Stored data ▸
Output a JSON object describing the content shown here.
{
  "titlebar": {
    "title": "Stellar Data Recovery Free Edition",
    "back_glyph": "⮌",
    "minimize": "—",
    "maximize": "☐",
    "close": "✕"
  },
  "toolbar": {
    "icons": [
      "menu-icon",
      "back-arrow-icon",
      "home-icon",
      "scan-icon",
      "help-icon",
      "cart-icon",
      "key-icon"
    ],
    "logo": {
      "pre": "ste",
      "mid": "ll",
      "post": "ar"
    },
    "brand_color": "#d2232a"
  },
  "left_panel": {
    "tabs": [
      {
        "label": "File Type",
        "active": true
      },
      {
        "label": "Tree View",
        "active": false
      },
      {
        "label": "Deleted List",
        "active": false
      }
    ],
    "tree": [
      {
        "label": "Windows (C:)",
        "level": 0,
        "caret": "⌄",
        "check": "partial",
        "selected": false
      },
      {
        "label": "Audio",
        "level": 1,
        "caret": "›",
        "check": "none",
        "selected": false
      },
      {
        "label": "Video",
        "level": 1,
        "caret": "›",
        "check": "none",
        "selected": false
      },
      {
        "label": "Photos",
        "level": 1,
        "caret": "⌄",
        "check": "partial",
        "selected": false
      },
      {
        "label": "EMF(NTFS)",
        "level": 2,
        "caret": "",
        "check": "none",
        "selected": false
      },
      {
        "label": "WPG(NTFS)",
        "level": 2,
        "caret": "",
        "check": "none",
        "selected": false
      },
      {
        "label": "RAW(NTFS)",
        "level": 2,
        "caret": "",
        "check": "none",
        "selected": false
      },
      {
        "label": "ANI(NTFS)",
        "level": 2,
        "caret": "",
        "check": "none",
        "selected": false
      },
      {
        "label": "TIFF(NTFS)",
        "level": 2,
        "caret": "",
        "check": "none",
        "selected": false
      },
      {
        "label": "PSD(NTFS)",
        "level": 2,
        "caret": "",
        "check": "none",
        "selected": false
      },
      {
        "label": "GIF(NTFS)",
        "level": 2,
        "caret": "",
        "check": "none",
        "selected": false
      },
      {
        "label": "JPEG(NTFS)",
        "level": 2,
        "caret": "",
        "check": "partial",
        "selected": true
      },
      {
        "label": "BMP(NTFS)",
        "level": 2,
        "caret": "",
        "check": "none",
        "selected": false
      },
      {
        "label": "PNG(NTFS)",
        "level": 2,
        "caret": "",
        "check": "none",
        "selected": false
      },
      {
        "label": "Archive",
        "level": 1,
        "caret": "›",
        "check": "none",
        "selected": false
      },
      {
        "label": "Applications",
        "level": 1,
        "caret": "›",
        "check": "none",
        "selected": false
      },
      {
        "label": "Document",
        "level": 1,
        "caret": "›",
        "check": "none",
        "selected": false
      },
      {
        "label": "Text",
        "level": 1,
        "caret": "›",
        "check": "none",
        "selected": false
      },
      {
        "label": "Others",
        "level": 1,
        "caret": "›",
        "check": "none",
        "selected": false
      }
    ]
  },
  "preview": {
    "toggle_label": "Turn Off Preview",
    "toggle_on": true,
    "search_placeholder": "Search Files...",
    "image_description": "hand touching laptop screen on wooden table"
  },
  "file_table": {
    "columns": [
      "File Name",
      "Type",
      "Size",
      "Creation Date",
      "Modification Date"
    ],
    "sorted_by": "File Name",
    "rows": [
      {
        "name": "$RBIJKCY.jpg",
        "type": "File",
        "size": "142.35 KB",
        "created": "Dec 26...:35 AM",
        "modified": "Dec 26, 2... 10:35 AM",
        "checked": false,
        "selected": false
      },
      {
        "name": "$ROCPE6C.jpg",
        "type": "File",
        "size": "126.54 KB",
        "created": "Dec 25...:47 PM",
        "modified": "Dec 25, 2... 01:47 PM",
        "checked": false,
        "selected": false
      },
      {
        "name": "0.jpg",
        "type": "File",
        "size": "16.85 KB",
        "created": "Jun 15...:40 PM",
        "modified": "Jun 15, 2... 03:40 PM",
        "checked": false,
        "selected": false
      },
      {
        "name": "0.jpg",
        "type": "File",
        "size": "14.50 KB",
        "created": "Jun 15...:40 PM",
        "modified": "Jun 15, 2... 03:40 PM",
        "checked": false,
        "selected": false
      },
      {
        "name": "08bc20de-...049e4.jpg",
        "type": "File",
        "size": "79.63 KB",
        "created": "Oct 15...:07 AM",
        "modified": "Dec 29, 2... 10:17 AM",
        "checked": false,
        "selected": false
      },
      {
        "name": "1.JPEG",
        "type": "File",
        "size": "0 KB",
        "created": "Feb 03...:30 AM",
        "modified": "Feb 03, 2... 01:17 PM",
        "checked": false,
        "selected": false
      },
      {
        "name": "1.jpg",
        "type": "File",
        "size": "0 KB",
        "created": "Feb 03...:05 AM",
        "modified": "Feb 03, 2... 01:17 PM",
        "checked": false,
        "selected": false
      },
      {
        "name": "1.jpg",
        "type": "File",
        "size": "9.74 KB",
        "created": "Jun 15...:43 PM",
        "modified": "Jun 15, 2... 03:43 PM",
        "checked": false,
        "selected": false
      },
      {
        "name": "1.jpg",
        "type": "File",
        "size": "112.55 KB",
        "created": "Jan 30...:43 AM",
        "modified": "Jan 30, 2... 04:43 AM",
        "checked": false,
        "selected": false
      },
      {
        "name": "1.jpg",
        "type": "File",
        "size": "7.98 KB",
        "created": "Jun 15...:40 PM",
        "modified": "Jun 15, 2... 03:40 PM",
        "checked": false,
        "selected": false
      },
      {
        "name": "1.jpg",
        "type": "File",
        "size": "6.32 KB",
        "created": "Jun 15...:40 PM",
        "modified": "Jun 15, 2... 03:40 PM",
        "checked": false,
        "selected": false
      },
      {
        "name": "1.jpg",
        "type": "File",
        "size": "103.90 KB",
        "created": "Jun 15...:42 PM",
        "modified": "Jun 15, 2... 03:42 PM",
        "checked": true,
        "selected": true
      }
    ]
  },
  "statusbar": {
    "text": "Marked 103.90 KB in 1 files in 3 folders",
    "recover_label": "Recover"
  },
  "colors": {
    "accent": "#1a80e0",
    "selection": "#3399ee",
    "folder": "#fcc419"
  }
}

What you have to do ▸
Locate the lines above that contain "NTFS" and copy them.

Worked solution ▸
        "label": "EMF(NTFS)",
        "label": "WPG(NTFS)",
        "label": "RAW(NTFS)",
        "label": "ANI(NTFS)",
        "label": "TIFF(NTFS)",
        "label": "PSD(NTFS)",
        "label": "GIF(NTFS)",
        "label": "JPEG(NTFS)",
        "label": "BMP(NTFS)",
        "label": "PNG(NTFS)",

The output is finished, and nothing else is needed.